REQUIRED TASK
In the entries that follow, find the word "photo" and report each line it is on.

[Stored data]
◇ ◇ ◇ ◇ ◇
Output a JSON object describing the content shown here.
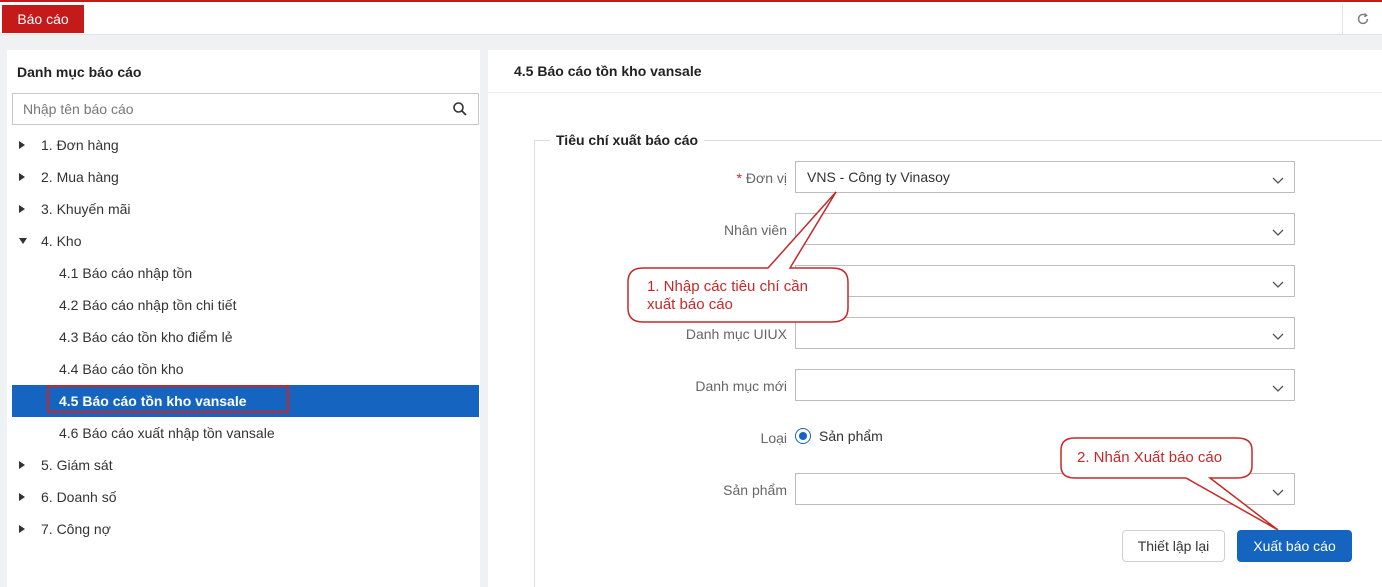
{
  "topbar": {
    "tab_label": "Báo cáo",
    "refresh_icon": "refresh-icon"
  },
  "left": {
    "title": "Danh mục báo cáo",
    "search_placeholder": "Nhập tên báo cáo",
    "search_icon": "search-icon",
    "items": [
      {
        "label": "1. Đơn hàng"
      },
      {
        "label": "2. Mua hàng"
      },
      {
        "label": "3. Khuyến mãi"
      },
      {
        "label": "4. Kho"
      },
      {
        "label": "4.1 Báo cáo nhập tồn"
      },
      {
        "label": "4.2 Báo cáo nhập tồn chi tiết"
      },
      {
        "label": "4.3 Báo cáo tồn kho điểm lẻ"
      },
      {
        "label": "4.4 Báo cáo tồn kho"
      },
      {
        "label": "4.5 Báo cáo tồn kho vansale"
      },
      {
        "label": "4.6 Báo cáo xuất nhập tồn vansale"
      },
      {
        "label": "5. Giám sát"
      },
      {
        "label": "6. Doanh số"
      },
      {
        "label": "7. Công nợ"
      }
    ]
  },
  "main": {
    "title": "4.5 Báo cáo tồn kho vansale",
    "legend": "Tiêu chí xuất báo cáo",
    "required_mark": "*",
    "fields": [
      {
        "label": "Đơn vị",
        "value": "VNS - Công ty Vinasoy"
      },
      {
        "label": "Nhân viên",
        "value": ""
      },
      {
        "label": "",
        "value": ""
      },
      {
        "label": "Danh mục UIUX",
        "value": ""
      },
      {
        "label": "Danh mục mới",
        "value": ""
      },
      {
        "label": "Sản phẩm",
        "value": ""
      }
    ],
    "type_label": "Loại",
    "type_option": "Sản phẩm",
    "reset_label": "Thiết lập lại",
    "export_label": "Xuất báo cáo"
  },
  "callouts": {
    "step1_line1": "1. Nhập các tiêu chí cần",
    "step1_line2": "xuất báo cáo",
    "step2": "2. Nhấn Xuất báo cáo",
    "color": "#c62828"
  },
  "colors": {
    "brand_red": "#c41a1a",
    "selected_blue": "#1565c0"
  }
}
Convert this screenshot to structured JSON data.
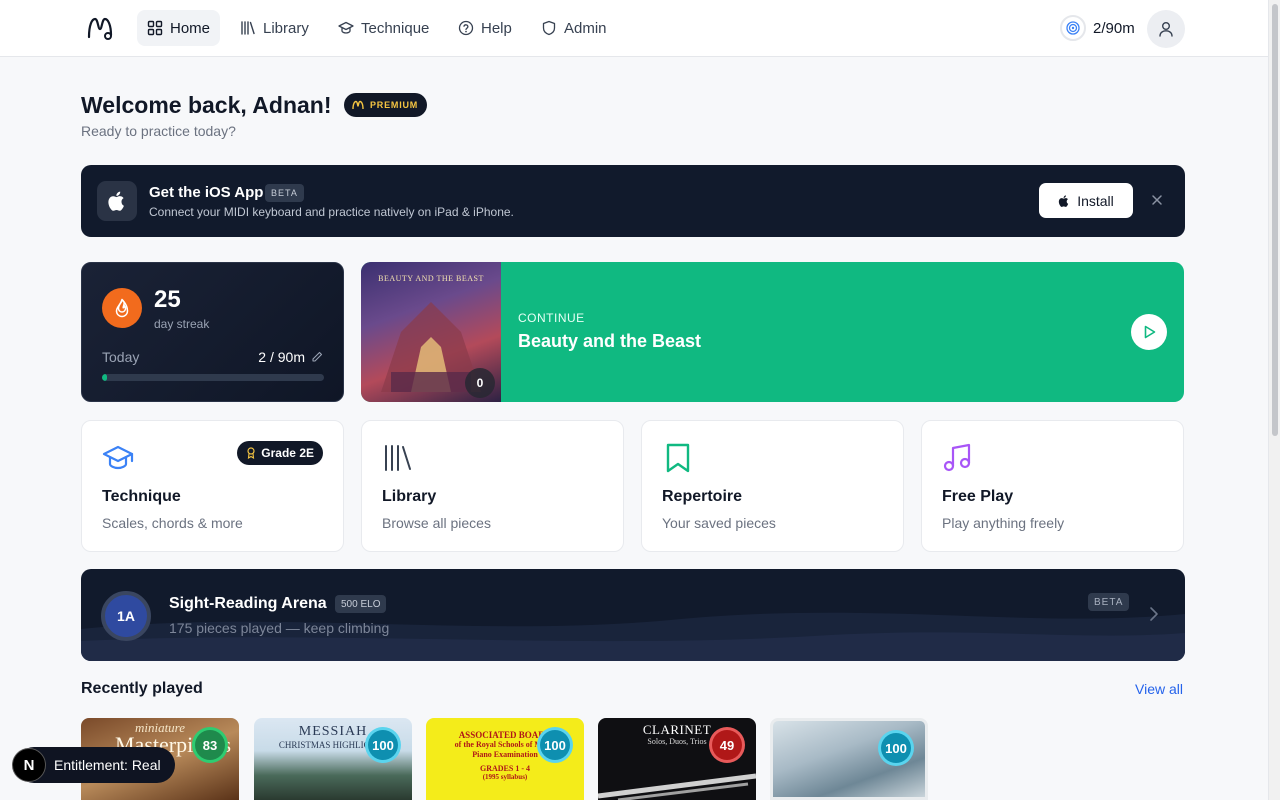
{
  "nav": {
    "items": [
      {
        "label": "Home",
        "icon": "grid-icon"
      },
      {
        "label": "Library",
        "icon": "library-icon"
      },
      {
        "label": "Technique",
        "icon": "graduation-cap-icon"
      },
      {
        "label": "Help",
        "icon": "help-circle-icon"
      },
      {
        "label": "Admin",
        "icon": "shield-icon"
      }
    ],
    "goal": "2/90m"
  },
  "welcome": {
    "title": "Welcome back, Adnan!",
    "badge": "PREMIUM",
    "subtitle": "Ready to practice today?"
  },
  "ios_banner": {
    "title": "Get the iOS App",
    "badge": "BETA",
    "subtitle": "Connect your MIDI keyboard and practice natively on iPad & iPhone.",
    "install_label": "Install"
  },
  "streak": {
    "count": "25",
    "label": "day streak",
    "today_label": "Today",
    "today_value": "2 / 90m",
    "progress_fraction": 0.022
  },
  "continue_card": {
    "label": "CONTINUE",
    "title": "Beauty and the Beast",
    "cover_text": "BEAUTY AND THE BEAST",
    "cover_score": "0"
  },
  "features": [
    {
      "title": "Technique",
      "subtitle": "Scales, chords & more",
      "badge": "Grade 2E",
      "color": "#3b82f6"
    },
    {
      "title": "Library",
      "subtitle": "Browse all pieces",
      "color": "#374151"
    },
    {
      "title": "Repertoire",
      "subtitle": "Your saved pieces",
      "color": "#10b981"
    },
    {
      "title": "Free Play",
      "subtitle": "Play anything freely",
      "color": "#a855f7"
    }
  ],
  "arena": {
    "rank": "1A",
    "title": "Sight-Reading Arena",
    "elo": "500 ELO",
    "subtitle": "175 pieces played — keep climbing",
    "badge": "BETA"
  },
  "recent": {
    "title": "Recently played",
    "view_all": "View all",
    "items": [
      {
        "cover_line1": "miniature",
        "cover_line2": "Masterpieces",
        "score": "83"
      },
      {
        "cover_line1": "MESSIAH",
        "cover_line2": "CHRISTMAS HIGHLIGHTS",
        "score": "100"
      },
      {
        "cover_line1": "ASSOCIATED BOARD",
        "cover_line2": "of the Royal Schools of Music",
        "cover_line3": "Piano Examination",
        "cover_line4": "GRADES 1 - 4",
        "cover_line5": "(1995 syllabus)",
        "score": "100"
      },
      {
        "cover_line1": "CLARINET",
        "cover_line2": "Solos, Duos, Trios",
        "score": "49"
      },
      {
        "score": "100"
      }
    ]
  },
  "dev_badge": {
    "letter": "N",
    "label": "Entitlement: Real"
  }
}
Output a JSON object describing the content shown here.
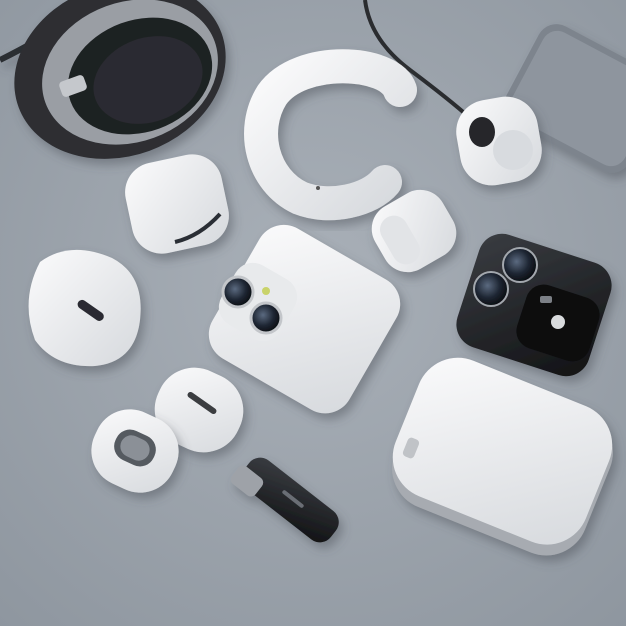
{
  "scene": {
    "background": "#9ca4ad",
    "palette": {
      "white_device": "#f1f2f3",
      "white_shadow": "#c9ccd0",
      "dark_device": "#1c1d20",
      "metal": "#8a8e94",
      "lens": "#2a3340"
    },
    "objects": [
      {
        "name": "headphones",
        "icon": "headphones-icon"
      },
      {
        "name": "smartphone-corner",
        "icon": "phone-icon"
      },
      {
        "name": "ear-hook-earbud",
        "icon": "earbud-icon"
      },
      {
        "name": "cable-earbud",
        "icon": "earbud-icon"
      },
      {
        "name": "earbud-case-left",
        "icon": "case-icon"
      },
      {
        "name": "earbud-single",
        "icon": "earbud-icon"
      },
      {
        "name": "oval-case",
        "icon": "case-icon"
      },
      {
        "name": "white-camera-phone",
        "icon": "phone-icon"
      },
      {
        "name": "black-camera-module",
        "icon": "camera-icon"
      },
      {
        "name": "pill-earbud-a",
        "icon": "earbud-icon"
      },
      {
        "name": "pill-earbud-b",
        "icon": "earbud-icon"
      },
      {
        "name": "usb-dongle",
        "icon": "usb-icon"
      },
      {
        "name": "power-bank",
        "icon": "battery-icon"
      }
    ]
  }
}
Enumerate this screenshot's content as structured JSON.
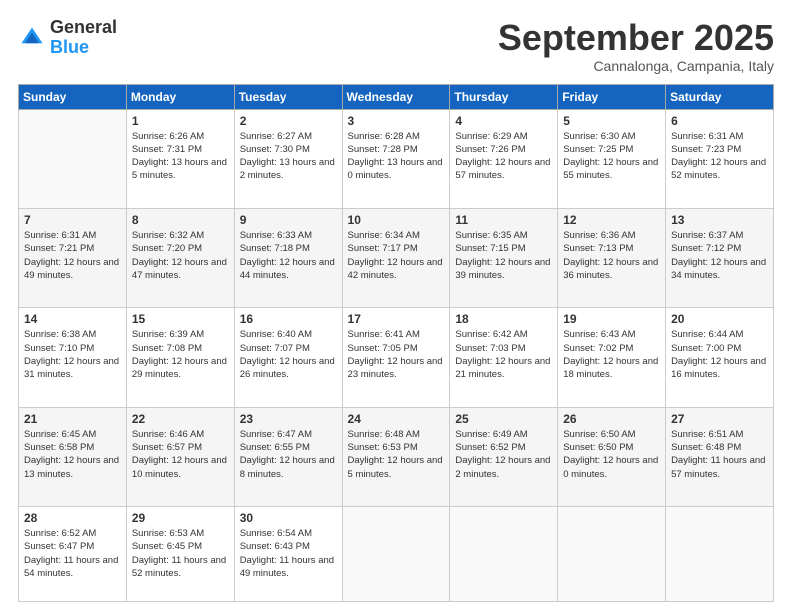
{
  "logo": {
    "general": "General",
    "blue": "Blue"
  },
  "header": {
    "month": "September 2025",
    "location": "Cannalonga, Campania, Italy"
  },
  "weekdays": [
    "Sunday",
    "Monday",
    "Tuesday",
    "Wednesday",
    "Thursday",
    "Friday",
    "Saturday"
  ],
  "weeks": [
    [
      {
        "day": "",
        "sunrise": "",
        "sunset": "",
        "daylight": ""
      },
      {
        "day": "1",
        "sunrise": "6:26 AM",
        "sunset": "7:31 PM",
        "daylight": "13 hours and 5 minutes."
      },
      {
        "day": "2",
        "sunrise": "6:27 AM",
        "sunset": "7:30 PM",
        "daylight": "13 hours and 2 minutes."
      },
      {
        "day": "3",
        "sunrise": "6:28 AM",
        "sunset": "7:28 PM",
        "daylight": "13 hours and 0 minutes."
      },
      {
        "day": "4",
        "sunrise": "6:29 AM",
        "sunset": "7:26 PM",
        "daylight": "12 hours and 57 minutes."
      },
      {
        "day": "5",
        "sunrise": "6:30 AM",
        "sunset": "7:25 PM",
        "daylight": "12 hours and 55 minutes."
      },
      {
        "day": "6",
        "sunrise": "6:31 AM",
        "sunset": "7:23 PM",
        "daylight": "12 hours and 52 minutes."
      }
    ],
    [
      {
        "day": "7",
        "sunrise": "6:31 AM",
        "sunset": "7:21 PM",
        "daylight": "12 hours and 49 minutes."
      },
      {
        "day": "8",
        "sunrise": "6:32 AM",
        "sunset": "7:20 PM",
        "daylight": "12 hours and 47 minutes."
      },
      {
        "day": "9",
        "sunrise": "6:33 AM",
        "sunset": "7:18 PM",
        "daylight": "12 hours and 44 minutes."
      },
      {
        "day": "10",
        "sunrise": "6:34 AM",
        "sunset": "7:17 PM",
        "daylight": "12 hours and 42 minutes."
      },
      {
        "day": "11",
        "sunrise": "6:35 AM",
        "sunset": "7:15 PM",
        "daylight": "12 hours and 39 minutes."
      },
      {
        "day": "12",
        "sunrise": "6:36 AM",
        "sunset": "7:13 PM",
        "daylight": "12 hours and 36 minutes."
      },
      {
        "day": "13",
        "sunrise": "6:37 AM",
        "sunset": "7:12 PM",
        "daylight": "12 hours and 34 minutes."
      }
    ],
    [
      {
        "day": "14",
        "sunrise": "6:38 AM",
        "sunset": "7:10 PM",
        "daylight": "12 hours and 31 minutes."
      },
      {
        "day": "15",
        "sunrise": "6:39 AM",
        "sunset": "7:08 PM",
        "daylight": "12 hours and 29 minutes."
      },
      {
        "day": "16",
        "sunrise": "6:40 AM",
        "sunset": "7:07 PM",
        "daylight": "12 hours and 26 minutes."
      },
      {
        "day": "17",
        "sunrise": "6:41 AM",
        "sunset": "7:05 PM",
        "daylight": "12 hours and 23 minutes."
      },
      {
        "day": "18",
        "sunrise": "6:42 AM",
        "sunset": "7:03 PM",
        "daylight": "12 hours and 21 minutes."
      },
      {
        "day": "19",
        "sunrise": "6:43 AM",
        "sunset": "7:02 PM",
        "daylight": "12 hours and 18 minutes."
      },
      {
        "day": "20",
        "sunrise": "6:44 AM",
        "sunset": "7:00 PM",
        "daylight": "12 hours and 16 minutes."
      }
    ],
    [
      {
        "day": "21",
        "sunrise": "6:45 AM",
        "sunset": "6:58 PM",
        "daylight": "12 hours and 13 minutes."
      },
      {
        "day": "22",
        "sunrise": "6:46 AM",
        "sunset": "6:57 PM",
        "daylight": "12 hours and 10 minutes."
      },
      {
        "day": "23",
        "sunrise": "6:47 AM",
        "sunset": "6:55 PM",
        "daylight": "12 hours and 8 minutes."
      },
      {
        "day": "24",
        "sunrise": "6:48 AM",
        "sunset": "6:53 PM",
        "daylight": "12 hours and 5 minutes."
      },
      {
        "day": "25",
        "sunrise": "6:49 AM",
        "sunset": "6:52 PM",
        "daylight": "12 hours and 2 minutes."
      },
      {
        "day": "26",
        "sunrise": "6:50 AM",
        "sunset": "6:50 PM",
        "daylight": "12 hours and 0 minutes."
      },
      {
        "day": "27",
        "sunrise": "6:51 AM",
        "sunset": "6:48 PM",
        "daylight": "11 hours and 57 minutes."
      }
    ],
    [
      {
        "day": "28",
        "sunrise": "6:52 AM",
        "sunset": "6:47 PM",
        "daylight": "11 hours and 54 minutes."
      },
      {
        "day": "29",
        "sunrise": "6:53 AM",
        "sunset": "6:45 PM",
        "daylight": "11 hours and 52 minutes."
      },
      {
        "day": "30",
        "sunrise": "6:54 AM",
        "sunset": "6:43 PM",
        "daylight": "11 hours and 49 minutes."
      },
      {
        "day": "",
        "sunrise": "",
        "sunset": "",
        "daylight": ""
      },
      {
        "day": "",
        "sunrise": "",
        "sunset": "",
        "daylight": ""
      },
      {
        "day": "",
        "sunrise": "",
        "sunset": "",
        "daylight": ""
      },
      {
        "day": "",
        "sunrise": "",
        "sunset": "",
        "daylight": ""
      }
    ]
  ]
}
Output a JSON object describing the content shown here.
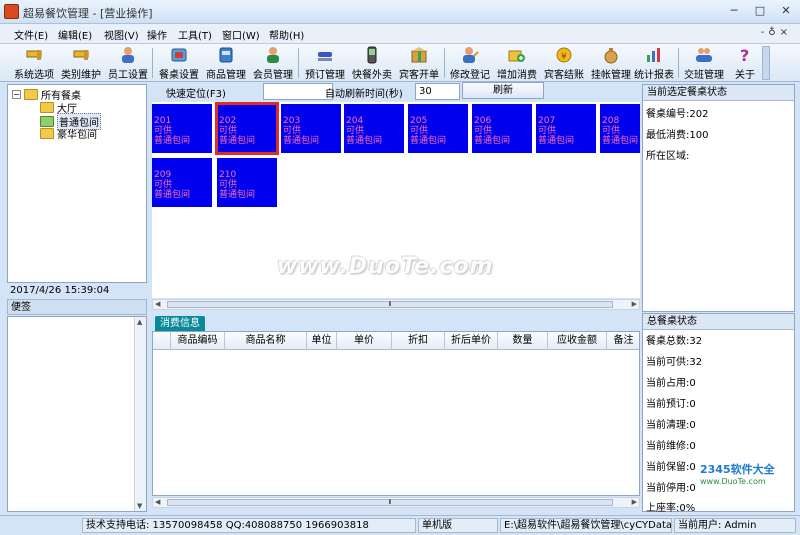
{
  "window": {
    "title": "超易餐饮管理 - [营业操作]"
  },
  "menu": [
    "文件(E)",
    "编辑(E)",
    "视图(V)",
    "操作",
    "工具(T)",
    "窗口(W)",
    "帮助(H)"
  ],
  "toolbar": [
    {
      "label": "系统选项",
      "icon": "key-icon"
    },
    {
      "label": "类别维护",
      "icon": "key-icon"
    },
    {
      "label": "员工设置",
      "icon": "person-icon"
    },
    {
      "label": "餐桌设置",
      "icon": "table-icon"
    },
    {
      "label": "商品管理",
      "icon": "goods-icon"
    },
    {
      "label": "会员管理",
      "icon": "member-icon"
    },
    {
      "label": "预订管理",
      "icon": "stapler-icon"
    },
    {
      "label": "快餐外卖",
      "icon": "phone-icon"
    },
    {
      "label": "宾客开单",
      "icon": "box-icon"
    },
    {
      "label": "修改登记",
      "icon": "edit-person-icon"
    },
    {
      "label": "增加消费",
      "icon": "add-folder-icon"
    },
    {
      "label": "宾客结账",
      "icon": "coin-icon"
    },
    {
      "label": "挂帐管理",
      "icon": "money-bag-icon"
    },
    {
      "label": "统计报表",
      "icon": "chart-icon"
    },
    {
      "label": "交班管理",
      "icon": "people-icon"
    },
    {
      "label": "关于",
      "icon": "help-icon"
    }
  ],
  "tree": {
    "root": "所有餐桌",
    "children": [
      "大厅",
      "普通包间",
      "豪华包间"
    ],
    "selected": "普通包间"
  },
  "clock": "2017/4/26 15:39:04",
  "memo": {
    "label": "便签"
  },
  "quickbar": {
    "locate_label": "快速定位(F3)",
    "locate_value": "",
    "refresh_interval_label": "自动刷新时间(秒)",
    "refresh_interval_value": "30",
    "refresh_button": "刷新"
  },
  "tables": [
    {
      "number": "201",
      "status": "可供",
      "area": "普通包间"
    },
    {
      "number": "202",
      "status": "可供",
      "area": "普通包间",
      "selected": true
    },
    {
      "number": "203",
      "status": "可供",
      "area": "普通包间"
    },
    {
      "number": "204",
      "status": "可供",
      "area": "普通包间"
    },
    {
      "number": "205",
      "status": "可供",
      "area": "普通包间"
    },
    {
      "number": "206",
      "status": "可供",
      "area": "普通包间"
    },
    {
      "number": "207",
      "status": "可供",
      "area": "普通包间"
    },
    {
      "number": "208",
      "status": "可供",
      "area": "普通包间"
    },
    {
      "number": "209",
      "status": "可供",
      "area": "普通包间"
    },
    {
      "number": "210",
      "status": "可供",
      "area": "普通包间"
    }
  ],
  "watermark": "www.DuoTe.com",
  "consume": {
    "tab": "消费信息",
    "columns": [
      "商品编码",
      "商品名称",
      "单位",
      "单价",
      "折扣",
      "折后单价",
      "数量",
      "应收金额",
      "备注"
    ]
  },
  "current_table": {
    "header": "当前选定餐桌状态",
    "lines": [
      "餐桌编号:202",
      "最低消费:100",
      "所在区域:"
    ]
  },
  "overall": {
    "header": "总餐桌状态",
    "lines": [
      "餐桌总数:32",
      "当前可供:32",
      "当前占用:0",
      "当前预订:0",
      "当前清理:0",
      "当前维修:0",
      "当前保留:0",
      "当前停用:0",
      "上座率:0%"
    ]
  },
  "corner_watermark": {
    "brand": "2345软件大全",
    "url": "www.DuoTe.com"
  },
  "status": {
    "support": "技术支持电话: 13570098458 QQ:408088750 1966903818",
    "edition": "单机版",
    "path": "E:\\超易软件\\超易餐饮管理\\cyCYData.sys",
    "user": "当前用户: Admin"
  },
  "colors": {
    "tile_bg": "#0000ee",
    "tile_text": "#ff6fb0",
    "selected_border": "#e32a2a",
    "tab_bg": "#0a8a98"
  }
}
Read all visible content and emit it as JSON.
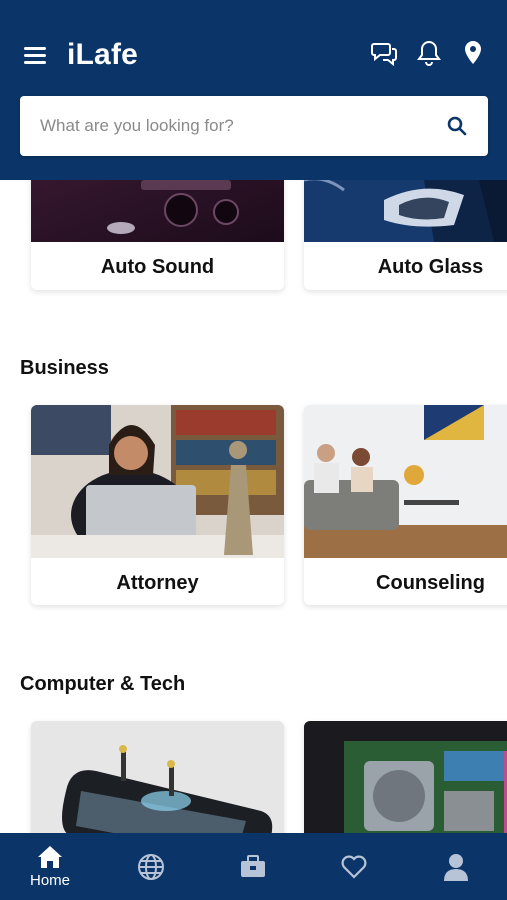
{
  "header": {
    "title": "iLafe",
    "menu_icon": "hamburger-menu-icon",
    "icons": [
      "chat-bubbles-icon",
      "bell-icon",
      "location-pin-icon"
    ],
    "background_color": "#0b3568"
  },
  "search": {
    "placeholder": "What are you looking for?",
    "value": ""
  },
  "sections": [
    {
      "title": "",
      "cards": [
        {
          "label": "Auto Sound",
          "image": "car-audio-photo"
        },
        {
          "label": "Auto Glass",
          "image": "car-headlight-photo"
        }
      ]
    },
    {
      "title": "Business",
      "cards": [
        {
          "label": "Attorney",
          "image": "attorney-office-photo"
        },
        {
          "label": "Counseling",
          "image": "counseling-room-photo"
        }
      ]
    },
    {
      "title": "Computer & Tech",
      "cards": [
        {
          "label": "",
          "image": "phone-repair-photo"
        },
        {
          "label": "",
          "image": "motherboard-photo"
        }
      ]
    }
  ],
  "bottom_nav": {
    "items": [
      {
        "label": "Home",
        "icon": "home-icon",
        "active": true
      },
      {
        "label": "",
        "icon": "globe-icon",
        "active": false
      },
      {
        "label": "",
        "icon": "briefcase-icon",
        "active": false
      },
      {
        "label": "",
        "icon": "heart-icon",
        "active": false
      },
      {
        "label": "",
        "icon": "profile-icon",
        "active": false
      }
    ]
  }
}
◇ ◇ ◇ ◇ ◇
SOLUTION TO THIS TASK
          "image": "car-audio-photo"
          "image": "car-headlight-photo"
          "image": "attorney-office-photo"
          "image": "counseling-room-photo"
          "image": "phone-repair-photo"
          "image": "motherboard-photo"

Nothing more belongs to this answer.